## To do
Say how many lines of the material below contain the word "both", with no other words.

## Data to use
>> BEGIN
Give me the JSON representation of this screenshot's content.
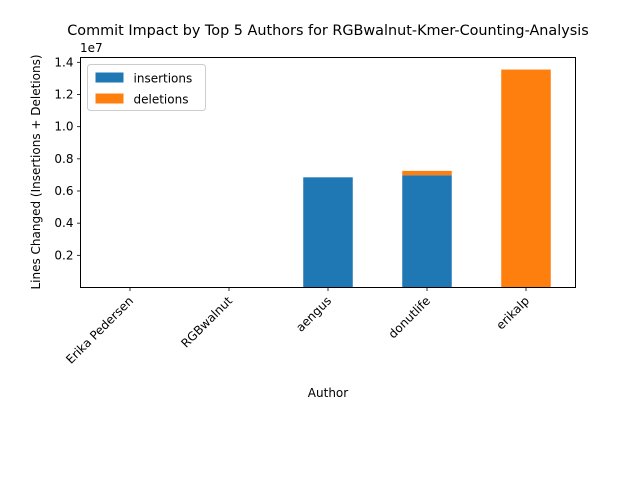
{
  "chart_data": {
    "type": "bar",
    "stacked": true,
    "title": "Commit Impact by Top 5 Authors for RGBwalnut-Kmer-Counting-Analysis",
    "xlabel": "Author",
    "ylabel": "Lines Changed (Insertions + Deletions)",
    "y_offset_text": "1e7",
    "categories": [
      "Erika Pedersen",
      "RGBwalnut",
      "aengus",
      "donutlife",
      "erikalp"
    ],
    "series": [
      {
        "name": "insertions",
        "color": "#1f77b4",
        "values": [
          0,
          0,
          6850000,
          6980000,
          0
        ]
      },
      {
        "name": "deletions",
        "color": "#ff7f0e",
        "values": [
          0,
          0,
          0,
          270000,
          13550000
        ]
      }
    ],
    "ylim": [
      0,
      14300000
    ],
    "yticks": [
      2000000,
      4000000,
      6000000,
      8000000,
      10000000,
      12000000,
      14000000
    ],
    "ytick_labels": [
      "0.2",
      "0.4",
      "0.6",
      "0.8",
      "1.0",
      "1.2",
      "1.4"
    ],
    "grid": false,
    "legend_position": "top-left"
  }
}
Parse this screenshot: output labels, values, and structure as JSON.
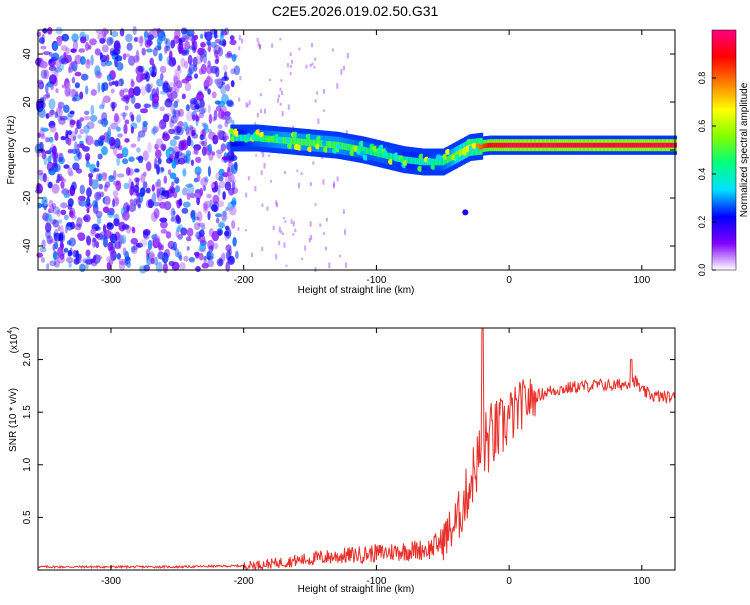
{
  "title": "C2E5.2026.019.02.50.G31",
  "chart_data": [
    {
      "type": "heatmap",
      "title": "C2E5.2026.019.02.50.G31",
      "xlabel": "Height of straight line (km)",
      "ylabel": "Frequency (Hz)",
      "xlim": [
        -355,
        125
      ],
      "ylim": [
        -50,
        50
      ],
      "x_ticks": [
        -300,
        -200,
        -100,
        0,
        100
      ],
      "y_ticks": [
        -40,
        -20,
        0,
        20,
        40
      ],
      "grid": false,
      "colorbar": {
        "label": "Normalized spectral amplitude",
        "range": [
          0.0,
          1.0
        ],
        "ticks": [
          "0.0",
          "0.2",
          "0.4",
          "0.6",
          "0.8"
        ],
        "colors": [
          "#ffffff",
          "#8000ff",
          "#0000ff",
          "#00e0ff",
          "#00ff80",
          "#80ff00",
          "#ffff00",
          "#ff8000",
          "#ff0000",
          "#ff0080"
        ]
      },
      "noise_region": {
        "x_from": -355,
        "x_to": -205,
        "amplitude_range": [
          0.05,
          0.3
        ]
      },
      "ridge": [
        {
          "x": -210,
          "y": 5,
          "amp": 0.35
        },
        {
          "x": -190,
          "y": 5,
          "amp": 0.45
        },
        {
          "x": -170,
          "y": 4,
          "amp": 0.5
        },
        {
          "x": -150,
          "y": 3,
          "amp": 0.5
        },
        {
          "x": -130,
          "y": 2,
          "amp": 0.5
        },
        {
          "x": -110,
          "y": 0,
          "amp": 0.45
        },
        {
          "x": -95,
          "y": -2,
          "amp": 0.45
        },
        {
          "x": -80,
          "y": -4,
          "amp": 0.4
        },
        {
          "x": -65,
          "y": -5,
          "amp": 0.4
        },
        {
          "x": -50,
          "y": -5,
          "amp": 0.45
        },
        {
          "x": -40,
          "y": -2,
          "amp": 0.55
        },
        {
          "x": -30,
          "y": 1,
          "amp": 0.7
        },
        {
          "x": -15,
          "y": 2,
          "amp": 0.9
        },
        {
          "x": 0,
          "y": 2,
          "amp": 0.95
        },
        {
          "x": 25,
          "y": 2,
          "amp": 0.95
        },
        {
          "x": 60,
          "y": 2,
          "amp": 0.95
        },
        {
          "x": 100,
          "y": 2,
          "amp": 0.95
        },
        {
          "x": 125,
          "y": 2,
          "amp": 0.95
        }
      ],
      "outliers": [
        {
          "x": -33,
          "y": -26
        }
      ]
    },
    {
      "type": "line",
      "xlabel": "Height of straight line (km)",
      "ylabel": "SNR (10 * v/v)",
      "y_multiplier": "(x10",
      "y_multiplier_exp": "4",
      "xlim": [
        -355,
        125
      ],
      "ylim": [
        0,
        2.3
      ],
      "x_ticks": [
        -300,
        -200,
        -100,
        0,
        100
      ],
      "y_ticks": [
        0.5,
        1.0,
        1.5,
        2.0
      ],
      "y_tick_labels": [
        "0.5",
        "1.0",
        "1.5",
        "2.0"
      ],
      "grid": false,
      "series_color": "#e8302a",
      "series": [
        {
          "x": [
            -355,
            -300,
            -250,
            -200,
            -180,
            -160,
            -140,
            -120,
            -100,
            -80,
            -60,
            -50,
            -40,
            -35,
            -30,
            -25,
            -20,
            -15,
            -10,
            -5,
            0,
            5,
            10,
            20,
            30,
            40,
            50,
            60,
            70,
            80,
            90,
            95,
            100,
            110,
            125
          ],
          "y": [
            0.03,
            0.03,
            0.03,
            0.04,
            0.06,
            0.09,
            0.12,
            0.14,
            0.16,
            0.18,
            0.2,
            0.28,
            0.45,
            0.6,
            0.8,
            1.0,
            1.15,
            1.25,
            1.3,
            1.35,
            1.45,
            1.5,
            1.58,
            1.65,
            1.7,
            1.72,
            1.74,
            1.75,
            1.76,
            1.75,
            1.78,
            1.8,
            1.7,
            1.65,
            1.64
          ]
        }
      ],
      "annotations": [
        {
          "x": -20,
          "y": 2.3,
          "note": "peak"
        }
      ]
    }
  ]
}
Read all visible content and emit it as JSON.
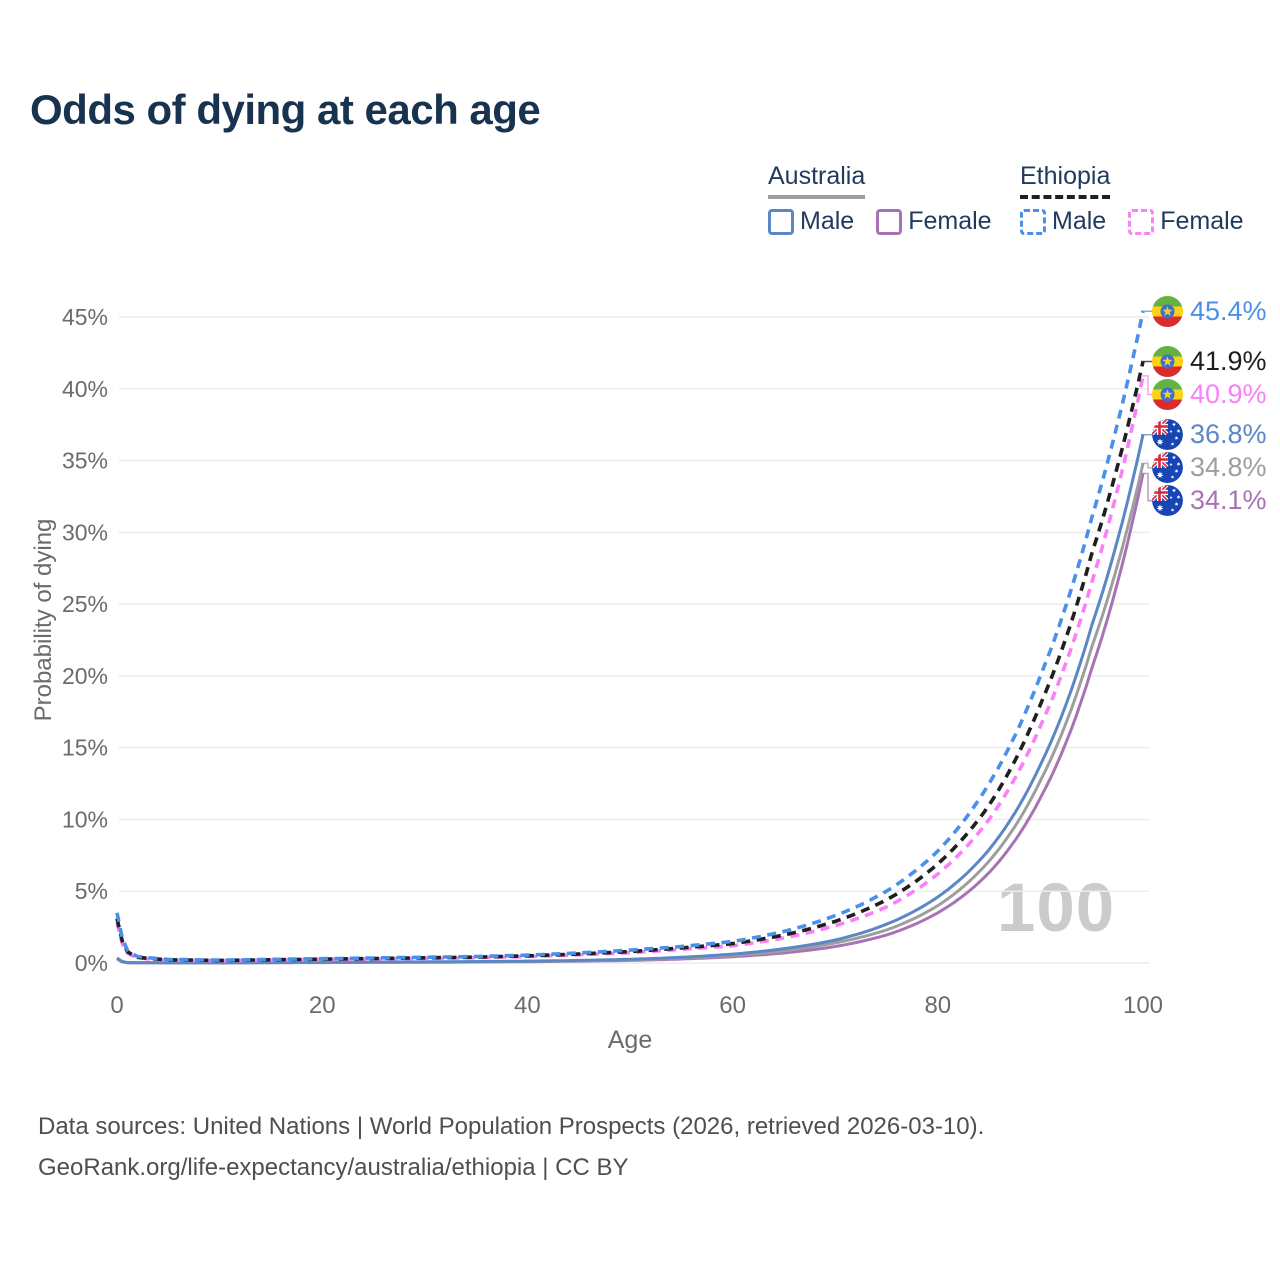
{
  "page": {
    "title": "Odds of dying at each age"
  },
  "legend": {
    "groups": [
      {
        "country": "Australia",
        "line_style": "solid",
        "items": [
          {
            "label": "Male"
          },
          {
            "label": "Female"
          }
        ]
      },
      {
        "country": "Ethiopia",
        "line_style": "dashed",
        "items": [
          {
            "label": "Male"
          },
          {
            "label": "Female"
          }
        ]
      }
    ]
  },
  "watermark": "100",
  "footer": {
    "line1": "Data sources: United Nations | World Population Prospects (2026, retrieved 2026-03-10).",
    "line2": "GeoRank.org/life-expectancy/australia/ethiopia | CC BY"
  },
  "chart_data": {
    "type": "line",
    "title": "Odds of dying at each age",
    "xlabel": "Age",
    "ylabel": "Probability of dying",
    "xlim": [
      0,
      100
    ],
    "ylim": [
      0,
      45
    ],
    "x_ticks": [
      0,
      20,
      40,
      60,
      80,
      100
    ],
    "y_ticks": [
      0,
      5,
      10,
      15,
      20,
      25,
      30,
      35,
      40,
      45
    ],
    "y_tick_suffix": "%",
    "grid": true,
    "legend_position": "top-right",
    "x": [
      0,
      1,
      2,
      5,
      10,
      15,
      20,
      25,
      30,
      35,
      40,
      45,
      50,
      55,
      60,
      65,
      70,
      75,
      80,
      85,
      90,
      95,
      100
    ],
    "series": [
      {
        "name": "Ethiopia Male",
        "country": "ethiopia",
        "sex": "male",
        "color": "#4a90e8",
        "dashed": true,
        "end_label": "45.4%",
        "values": [
          3.5,
          0.9,
          0.45,
          0.25,
          0.2,
          0.25,
          0.3,
          0.35,
          0.4,
          0.45,
          0.55,
          0.7,
          0.9,
          1.15,
          1.5,
          2.2,
          3.3,
          5.0,
          7.8,
          12.5,
          20.0,
          31.0,
          45.4
        ]
      },
      {
        "name": "Ethiopia (both sexes)",
        "country": "ethiopia",
        "sex": "both",
        "color": "#1f1f1f",
        "dashed": true,
        "end_label": "41.9%",
        "values": [
          3.1,
          0.8,
          0.4,
          0.22,
          0.18,
          0.22,
          0.27,
          0.31,
          0.36,
          0.41,
          0.5,
          0.63,
          0.8,
          1.05,
          1.35,
          1.95,
          2.9,
          4.4,
          6.9,
          11.0,
          18.0,
          28.5,
          41.9
        ]
      },
      {
        "name": "Ethiopia Female",
        "country": "ethiopia",
        "sex": "female",
        "color": "#f980f9",
        "dashed": true,
        "end_label": "40.9%",
        "values": [
          2.8,
          0.7,
          0.36,
          0.2,
          0.16,
          0.2,
          0.24,
          0.28,
          0.32,
          0.37,
          0.45,
          0.57,
          0.72,
          0.95,
          1.2,
          1.75,
          2.6,
          3.9,
          6.2,
          10.0,
          16.5,
          26.5,
          40.9
        ]
      },
      {
        "name": "Australia Male",
        "country": "australia",
        "sex": "male",
        "color": "#5b87c5",
        "dashed": false,
        "end_label": "36.8%",
        "values": [
          0.35,
          0.03,
          0.02,
          0.012,
          0.012,
          0.04,
          0.06,
          0.07,
          0.08,
          0.1,
          0.13,
          0.18,
          0.26,
          0.4,
          0.62,
          1.0,
          1.6,
          2.7,
          4.6,
          7.9,
          13.8,
          23.5,
          36.8
        ]
      },
      {
        "name": "Australia (both sexes)",
        "country": "australia",
        "sex": "both",
        "color": "#9e9e9e",
        "dashed": false,
        "end_label": "34.8%",
        "values": [
          0.3,
          0.025,
          0.018,
          0.01,
          0.01,
          0.03,
          0.045,
          0.055,
          0.065,
          0.085,
          0.11,
          0.15,
          0.22,
          0.34,
          0.52,
          0.85,
          1.4,
          2.3,
          4.0,
          7.1,
          12.7,
          22.0,
          34.8
        ]
      },
      {
        "name": "Australia Female",
        "country": "australia",
        "sex": "female",
        "color": "#a873b5",
        "dashed": false,
        "end_label": "34.1%",
        "values": [
          0.28,
          0.02,
          0.015,
          0.009,
          0.009,
          0.02,
          0.03,
          0.04,
          0.05,
          0.07,
          0.09,
          0.13,
          0.18,
          0.28,
          0.44,
          0.7,
          1.15,
          1.95,
          3.5,
          6.3,
          11.5,
          20.5,
          34.1
        ]
      }
    ]
  }
}
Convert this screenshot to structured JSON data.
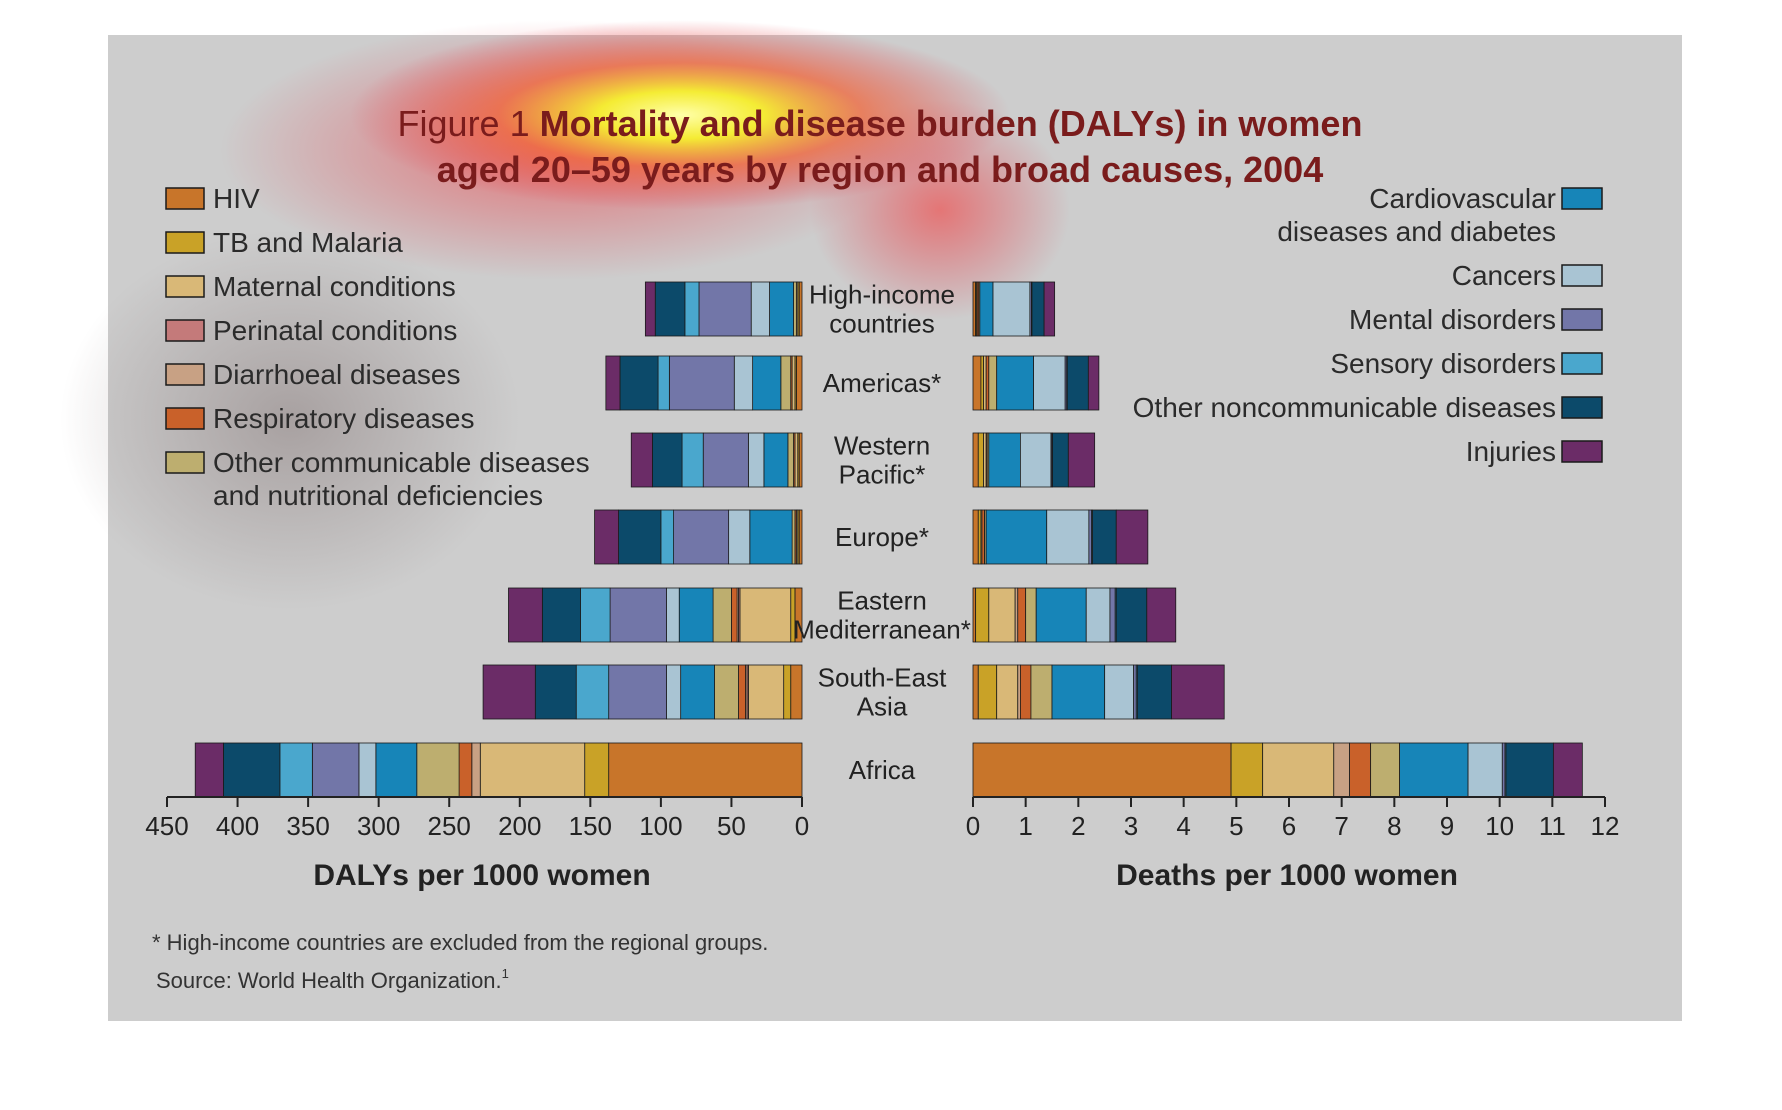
>> END
## Expected answer
4